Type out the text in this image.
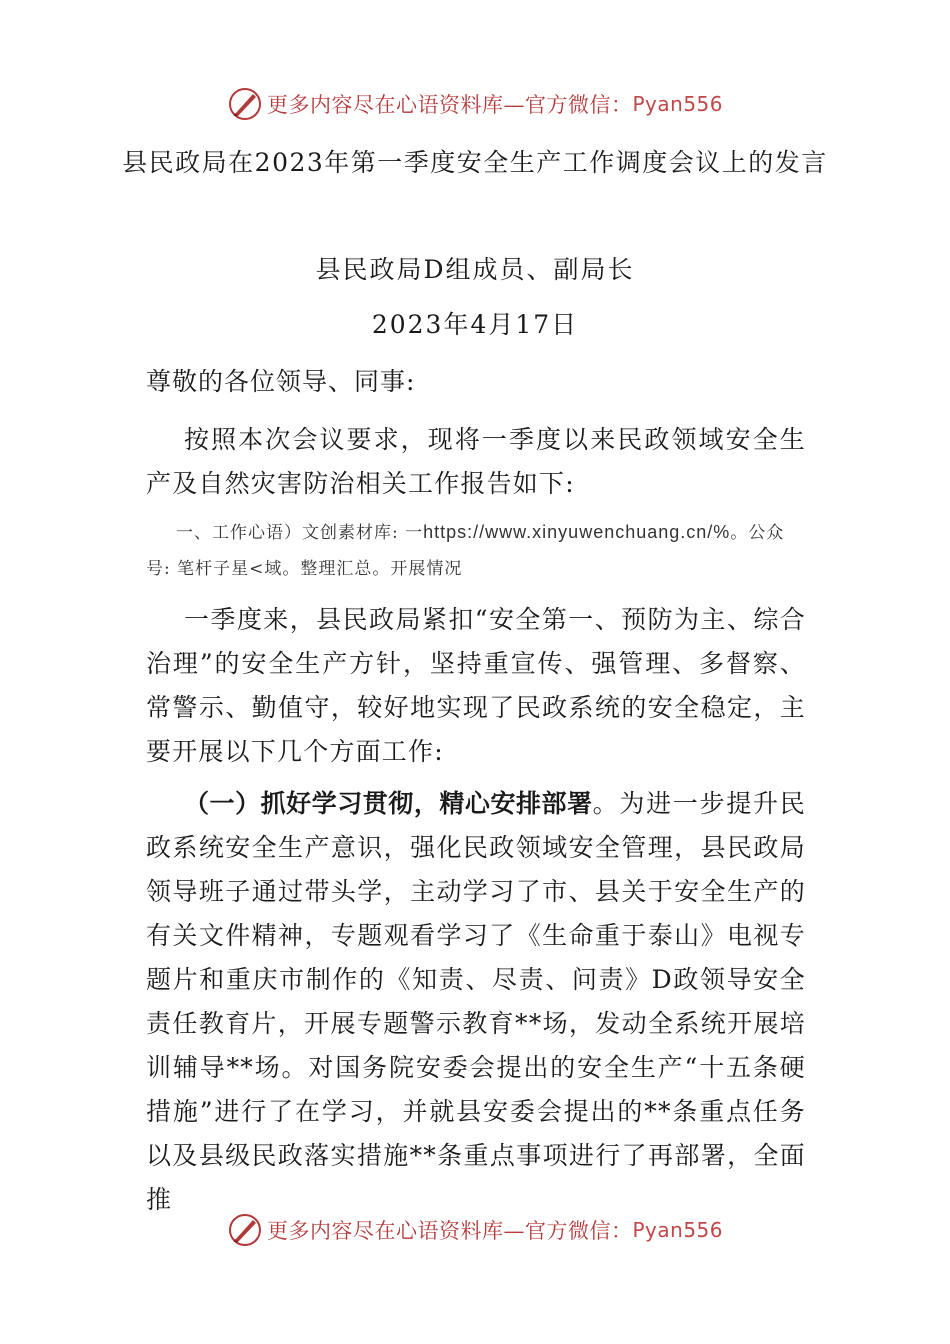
更多内容尽在心语资料库—官方微信： Pyan556
县民政局在2023年第一季度安全生产工作调度会议上的发言
县民政局D组成员、副局长
2023年4月17日
尊敬的各位领导、同事:
按照本次会议要求，现将一季度以来民政领域安全生产及自然灾害防治相关工作报告如下:
一、工作心语）文创素材库: 一https://www.xinyuwenchuang.cn/%。公众号: 笔杆子星<域。整理汇总。开展情况
一季度来，县民政局紧扣“安全第一、预防为主、综合治理”的安全生产方针，坚持重宣传、强管理、多督察、常警示、勤值守，较好地实现了民政系统的安全稳定，主要开展以下几个方面工作:
（一）抓好学习贯彻，精心安排部署。为进一步提升民政系统安全生产意识，强化民政领域安全管理，县民政局领导班子通过带头学，主动学习了市、县关于安全生产的有关文件精神，专题观看学习了《生命重于泰山》电视专题片和重庆市制作的《知责、尽责、问责》D政领导安全责任教育片，开展专题警示教育**场，发动全系统开展培训辅导**场。对国务院安委会提出的安全生产“十五条硬措施”进行了在学习，并就县安委会提出的**条重点任务以及县级民政落实措施**条重点事项进行了再部署，全面推
更多内容尽在心语资料库—官方微信： Pyan556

══════════

Problem details: Leave the pictures out and write out every entry exactly as given.

Full solution:
Type out the text in this image.
更多内容尽在心语资料库—官方微信： Pyan556
县民政局在2023年第一季度安全生产工作调度会议上的发言
县民政局D组成员、副局长
2023年4月17日
尊敬的各位领导、同事:
按照本次会议要求，现将一季度以来民政领域安全生产及自然灾害防治相关工作报告如下:
一、工作心语）文创素材库: 一https://www.xinyuwenchuang.cn/%。公众号: 笔杆子星<域。整理汇总。开展情况
一季度来，县民政局紧扣“安全第一、预防为主、综合治理”的安全生产方针，坚持重宣传、强管理、多督察、常警示、勤值守，较好地实现了民政系统的安全稳定，主要开展以下几个方面工作:
（一）抓好学习贯彻，精心安排部署。为进一步提升民政系统安全生产意识，强化民政领域安全管理，县民政局领导班子通过带头学，主动学习了市、县关于安全生产的有关文件精神，专题观看学习了《生命重于泰山》电视专题片和重庆市制作的《知责、尽责、问责》D政领导安全责任教育片，开展专题警示教育**场，发动全系统开展培训辅导**场。对国务院安委会提出的安全生产“十五条硬措施”进行了在学习，并就县安委会提出的**条重点任务以及县级民政落实措施**条重点事项进行了再部署，全面推
更多内容尽在心语资料库—官方微信： Pyan556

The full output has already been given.